GIVEN REQUEST :: Write out all the entries word for word, but skip any images.

GIVEN ENTRIES ::
--------------------------------
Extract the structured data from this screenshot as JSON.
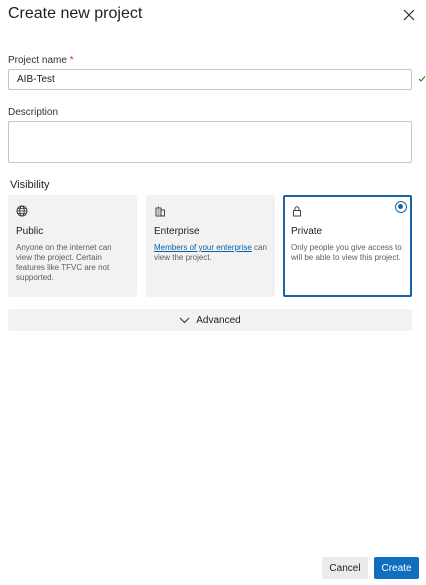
{
  "dialog": {
    "title": "Create new project",
    "close_icon": "close-icon"
  },
  "form": {
    "project_name_label": "Project name",
    "required_mark": "*",
    "project_name_value": "AIB-Test",
    "project_name_valid_icon": "checkmark-icon",
    "description_label": "Description",
    "description_value": ""
  },
  "visibility": {
    "title": "Visibility",
    "options": [
      {
        "title": "Public",
        "icon": "globe-icon",
        "description": "Anyone on the internet can view the project. Certain features like TFVC are not supported.",
        "selected": false
      },
      {
        "title": "Enterprise",
        "icon": "building-icon",
        "link_text": "Members of your enterprise",
        "description_rest": " can view the project.",
        "selected": false
      },
      {
        "title": "Private",
        "icon": "lock-icon",
        "description": "Only people you give access to will be able to view this project.",
        "selected": true
      }
    ]
  },
  "advanced": {
    "label": "Advanced",
    "icon": "chevron-down-icon"
  },
  "actions": {
    "cancel_label": "Cancel",
    "create_label": "Create"
  },
  "colors": {
    "accent": "#106ebe",
    "selected_border": "#1764a8",
    "card_bg": "#f3f2f1",
    "required": "#c4314b",
    "link": "#0063b1"
  }
}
--------------------------------
CORRECT RESULT ::
Extract the structured data from this screenshot as JSON.
{
  "dialog": {
    "title": "Create new project",
    "close_icon": "close-icon"
  },
  "form": {
    "project_name_label": "Project name",
    "required_mark": "*",
    "project_name_value": "AIB-Test",
    "project_name_valid_icon": "checkmark-icon",
    "description_label": "Description",
    "description_value": ""
  },
  "visibility": {
    "title": "Visibility",
    "options": [
      {
        "title": "Public",
        "icon": "globe-icon",
        "description": "Anyone on the internet can view the project. Certain features like TFVC are not supported.",
        "selected": false
      },
      {
        "title": "Enterprise",
        "icon": "building-icon",
        "link_text": "Members of your enterprise",
        "description_rest": " can view the project.",
        "selected": false
      },
      {
        "title": "Private",
        "icon": "lock-icon",
        "description": "Only people you give access to will be able to view this project.",
        "selected": true
      }
    ]
  },
  "advanced": {
    "label": "Advanced",
    "icon": "chevron-down-icon"
  },
  "actions": {
    "cancel_label": "Cancel",
    "create_label": "Create"
  },
  "colors": {
    "accent": "#106ebe",
    "selected_border": "#1764a8",
    "card_bg": "#f3f2f1",
    "required": "#c4314b",
    "link": "#0063b1"
  }
}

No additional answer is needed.